## Begin Given records
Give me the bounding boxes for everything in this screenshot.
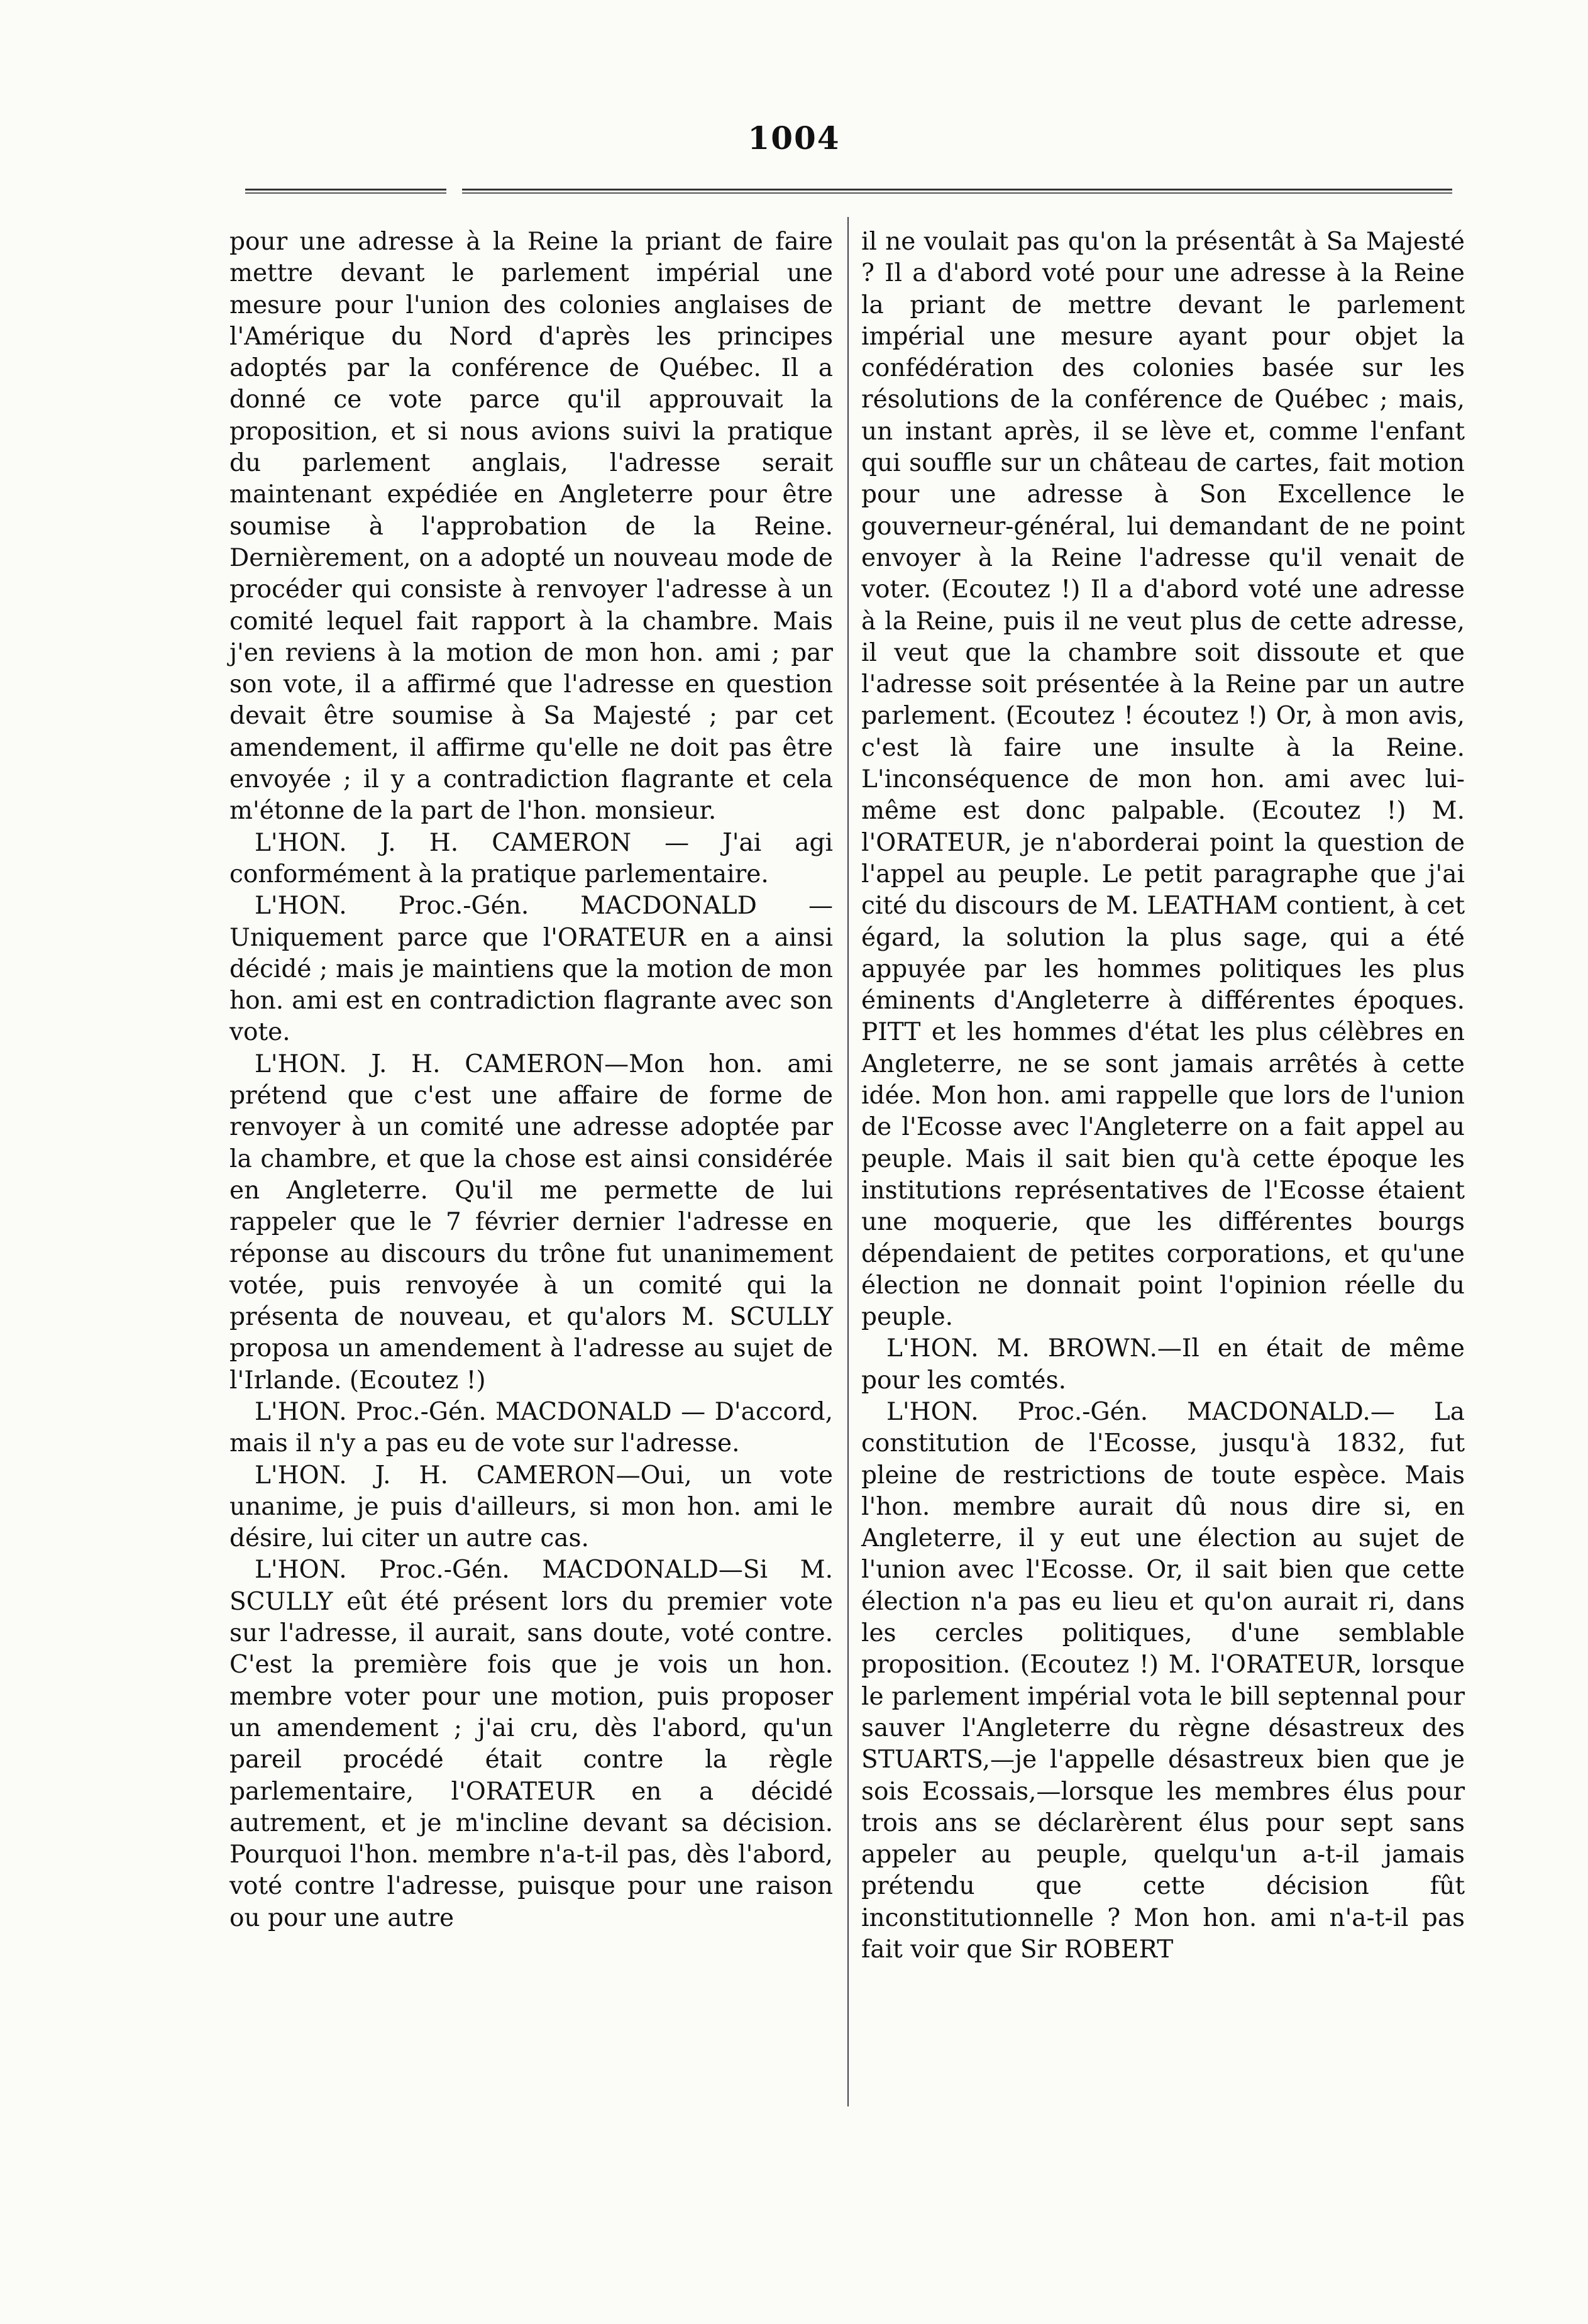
paragraph: L'HON. Proc.-Gén. MACDONALD — Uniquement parce que l'ORATEUR en a ainsi décidé ; mais je maintiens que la motion de mon hon. ami est en contradiction flagrante avec son vote. [229, 892, 833, 1047]
paragraph: pour une adresse à la Reine la priant de faire mettre devant le parlement impérial une mesure pour l'union des colonies anglaises de l'Amérique du Nord d'après les principes adoptés par la conférence de Québec. Il a donné ce vote parce qu'il approuvait la proposition, et si nous avions suivi la pratique du parlement anglais, l'adresse serait maintenant expédiée en Angleterre pour être soumise à l'approbation de la Reine. Dernièrement, on a adopté un nouveau mode de procéder qui consiste à renvoyer l'adresse à un comité lequel fait rapport à la chambre. Mais j'en reviens à la motion de mon hon. ami ; par son vote, il a affirmé que l'adresse en question devait être soumise à Sa Majesté ; par cet amendement, il affirme qu'elle ne doit pas être envoyée ; il y a contradiction flagrante et cela m'étonne de la part de l'hon. monsieur. [229, 228, 833, 826]
paragraph: L'HON. Proc.-Gén. MACDONALD—Si M. SCULLY eût été présent lors du premier vote sur l'adresse, il aurait, sans doute, voté contre. C'est la première fois que je vois un hon. membre voter pour une motion, puis proposer un amendement ; j'ai cru, dès l'abord, qu'un pareil procédé était contre la règle parlementaire, l'ORATEUR en a décidé autrement, et je m'incline devant sa décision. Pourquoi l'hon. membre n'a-t-il pas, dès l'abord, voté contre l'adresse, puisque pour une raison ou pour une autre [229, 1556, 833, 1932]
paragraph: L'HON. J. H. CAMERON — J'ai agi conformément à la pratique parlementaire. [229, 828, 833, 888]
paragraph: L'HON. Proc.-Gén. MACDONALD.— La constitution de l'Ecosse, jusqu'à 1832, fut pleine de restrictions de toute espèce. Mais l'hon. membre aurait dû nous dire si, en Angleterre, il y eut une élection au sujet de l'union avec l'Ecosse. Or, il sait bien que cette élection n'a pas eu lieu et qu'on aurait ri, dans les cercles politiques, d'une semblable proposition. (Ecoutez !) M. l'ORATEUR, lorsque le parlement impérial vota le bill septennal pour sauver l'Angleterre du règne désastreux des STUARTS,—je l'appelle désastreux bien que je sois Ecossais,—lorsque les membres élus pour trois ans se déclarèrent élus pour sept sans appeler au peuple, quelqu'un a-t-il jamais prétendu que cette décision fût inconstitutionnelle ? Mon hon. ami n'a-t-il pas fait voir que Sir ROBERT [861, 1397, 1465, 1964]
header-rule-right [462, 189, 1452, 194]
header-rule-left [245, 189, 446, 194]
paragraph: il ne voulait pas qu'on la présentât à Sa Majesté ? Il a d'abord voté pour une adresse à la Reine la priant de mettre devant le parlement impérial une mesure ayant pour objet la confédération des colonies basée sur les résolutions de la conférence de Québec ; mais, un instant après, il se lève et, comme l'enfant qui souffle sur un château de cartes, fait motion pour une adresse à Son Excellence le gouverneur-général, lui demandant de ne point envoyer à la Reine l'adresse qu'il venait de voter. (Ecoutez !) Il a d'abord voté une adresse à la Reine, puis il ne veut plus de cette adresse, il veut que la chambre soit dissoute et que l'adresse soit présentée à la Reine par un autre parlement. (Ecoutez ! écoutez !) Or, à mon avis, c'est là faire une insulte à la Reine. L'inconséquence de mon hon. ami avec lui-même est donc palpable. (Ecoutez !) M. l'ORATEUR, je n'aborderai point la question de l'appel au peuple. Le petit paragraphe que j'ai cité du discours de M. LEATHAM contient, à cet égard, la solution la plus sage, qui a été appuyée par les hommes politiques les plus éminents d'Angleterre à différentes époques. PITT et les hommes d'état les plus célèbres en Angleterre, ne se sont jamais arrêtés à cette idée. Mon hon. ami rappelle que lors de l'union de l'Ecosse avec l'Angleterre on a fait appel au peuple. Mais il sait bien qu'à cette époque les institutions représentatives de l'Ecosse étaient une moquerie, que les différentes bourgs dépendaient de petites corporations, et qu'une élection ne donnait point l'opinion réelle du peuple. [861, 228, 1465, 1332]
paragraph: L'HON. J. H. CAMERON—Mon hon. ami prétend que c'est une affaire de forme de renvoyer à un comité une adresse adoptée par la chambre, et que la chose est ainsi considérée en Angleterre. Qu'il me permette de lui rappeler que le 7 février dernier l'adresse en réponse au discours du trône fut unanimement votée, puis renvoyée à un comité qui la présenta de nouveau, et qu'alors M. SCULLY proposa un amendement à l'adresse au sujet de l'Irlande. (Ecoutez !) [229, 1049, 833, 1395]
column-divider [847, 217, 849, 2106]
left-column [229, 226, 833, 1934]
paragraph: L'HON. M. BROWN.—Il en était de même pour les comtés. [861, 1334, 1465, 1395]
paragraph: L'HON. Proc.-Gén. MACDONALD — D'accord, mais il n'y a pas eu de vote sur l'adresse. [229, 1397, 833, 1458]
paragraph: L'HON. J. H. CAMERON—Oui, un vote unanime, je puis d'ailleurs, si mon hon. ami le désire, lui citer un autre cas. [229, 1461, 833, 1553]
right-column [861, 226, 1465, 1966]
page-number: 1004 [747, 119, 841, 157]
## End Given records
_Exercise requirements_
Render every line of the entries above as a Markdown table with the columns "Index" and "Line," numbering each row and omitting blank lines. Leave the pictures out of the answer.

_Response to this exercise_
| Index | Line |
|---|---|
| 1 | Give me the bounding boxes for everything in this screenshot. |
| 2 | paragraph: L'HON. Proc.-Gén. MACDONALD — Uniquement parce que l'ORATEUR en a ainsi décidé ; mais je maintiens que la motion de mon hon. ami est en contradiction flagrante avec son vote. [229, 892, 833, 1047] |
| 3 | paragraph: pour une adresse à la Reine la priant de faire mettre devant le parlement impérial une mesure pour l'union des colonies anglaises de l'Amérique du Nord d'après les principes adoptés par la conférence de Québec. Il a donné ce vote parce qu'il approuvait la proposition, et si nous avions suivi la pratique du parlement anglais, l'adresse serait maintenant expédiée en Angleterre pour être soumise à l'approbation de la Reine. Dernièrement, on a adopté un nouveau mode de procéder qui consiste à renvoyer l'adresse à un comité lequel fait rapport à la chambre. Mais j'en reviens à la motion de mon hon. ami ; par son vote, il a affirmé que l'adresse en question devait être soumise à Sa Majesté ; par cet amendement, il affirme qu'elle ne doit pas être envoyée ; il y a contradiction flagrante et cela m'étonne de la part de l'hon. monsieur. [229, 228, 833, 826] |
| 4 | paragraph: L'HON. Proc.-Gén. MACDONALD—Si M. SCULLY eût été présent lors du premier vote sur l'adresse, il aurait, sans doute, voté contre. C'est la première fois que je vois un hon. membre voter pour une motion, puis proposer un amendement ; j'ai cru, dès l'abord, qu'un pareil procédé était contre la règle parlementaire, l'ORATEUR en a décidé autrement, et je m'incline devant sa décision. Pourquoi l'hon. membre n'a-t-il pas, dès l'abord, voté contre l'adresse, puisque pour une raison ou pour une autre [229, 1556, 833, 1932] |
| 5 | paragraph: L'HON. J. H. CAMERON — J'ai agi conformément à la pratique parlementaire. [229, 828, 833, 888] |
| 6 | paragraph: L'HON. Proc.-Gén. MACDONALD.— La constitution de l'Ecosse, jusqu'à 1832, fut pleine de restrictions de toute espèce. Mais l'hon. membre aurait dû nous dire si, en Angleterre, il y eut une élection au sujet de l'union avec l'Ecosse. Or, il sait bien que cette élection n'a pas eu lieu et qu'on aurait ri, dans les cercles politiques, d'une semblable proposition. (Ecoutez !) M. l'ORATEUR, lorsque le parlement impérial vota le bill septennal pour sauver l'Angleterre du règne désastreux des STUARTS,—je l'appelle désastreux bien que je sois Ecossais,—lorsque les membres élus pour trois ans se déclarèrent élus pour sept sans appeler au peuple, quelqu'un a-t-il jamais prétendu que cette décision fût inconstitutionnelle ? Mon hon. ami n'a-t-il pas fait voir que Sir ROBERT [861, 1397, 1465, 1964] |
| 7 | header-rule-right [462, 189, 1452, 194] |
| 8 | header-rule-left [245, 189, 446, 194] |
| 9 | paragraph: il ne voulait pas qu'on la présentât à Sa Majesté ? Il a d'abord voté pour une adresse à la Reine la priant de mettre devant le parlement impérial une mesure ayant pour objet la confédération des colonies basée sur les résolutions de la conférence de Québec ; mais, un instant après, il se lève et, comme l'enfant qui souffle sur un château de cartes, fait motion pour une adresse à Son Excellence le gouverneur-général, lui demandant de ne point envoyer à la Reine l'adresse qu'il venait de voter. (Ecoutez !) Il a d'abord voté une adresse à la Reine, puis il ne veut plus de cette adresse, il veut que la chambre soit dissoute et que l'adresse soit présentée à la Reine par un autre parlement. (Ecoutez ! écoutez !) Or, à mon avis, c'est là faire une insulte à la Reine. L'inconséquence de mon hon. ami avec lui-même est donc palpable. (Ecoutez !) M. l'ORATEUR, je n'aborderai point la question de l'appel au peuple. Le petit paragraphe que j'ai cité du discours de M. LEATHAM contient, à cet égard, la solution la plus sage, qui a été appuyée par les hommes politiques les plus éminents d'Angleterre à différentes époques. PITT et les hommes d'état les plus célèbres en Angleterre, ne se sont jamais arrêtés à cette idée. Mon hon. ami rappelle que lors de l'union de l'Ecosse avec l'Angleterre on a fait appel au peuple. Mais il sait bien qu'à cette époque les institutions représentatives de l'Ecosse étaient une moquerie, que les différentes bourgs dépendaient de petites corporations, et qu'une élection ne donnait point l'opinion réelle du peuple. [861, 228, 1465, 1332] |
| 10 | paragraph: L'HON. J. H. CAMERON—Mon hon. ami prétend que c'est une affaire de forme de renvoyer à un comité une adresse adoptée par la chambre, et que la chose est ainsi considérée en Angleterre. Qu'il me permette de lui rappeler que le 7 février dernier l'adresse en réponse au discours du trône fut unanimement votée, puis renvoyée à un comité qui la présenta de nouveau, et qu'alors M. SCULLY proposa un amendement à l'adresse au sujet de l'Irlande. (Ecoutez !) [229, 1049, 833, 1395] |
| 11 | column-divider [847, 217, 849, 2106] |
| 12 | left-column [229, 226, 833, 1934] |
| 13 | paragraph: L'HON. M. BROWN.—Il en était de même pour les comtés. [861, 1334, 1465, 1395] |
| 14 | paragraph: L'HON. Proc.-Gén. MACDONALD — D'accord, mais il n'y a pas eu de vote sur l'adresse. [229, 1397, 833, 1458] |
| 15 | paragraph: L'HON. J. H. CAMERON—Oui, un vote unanime, je puis d'ailleurs, si mon hon. ami le désire, lui citer un autre cas. [229, 1461, 833, 1553] |
| 16 | right-column [861, 226, 1465, 1966] |
| 17 | page-number: 1004 [747, 119, 841, 157] |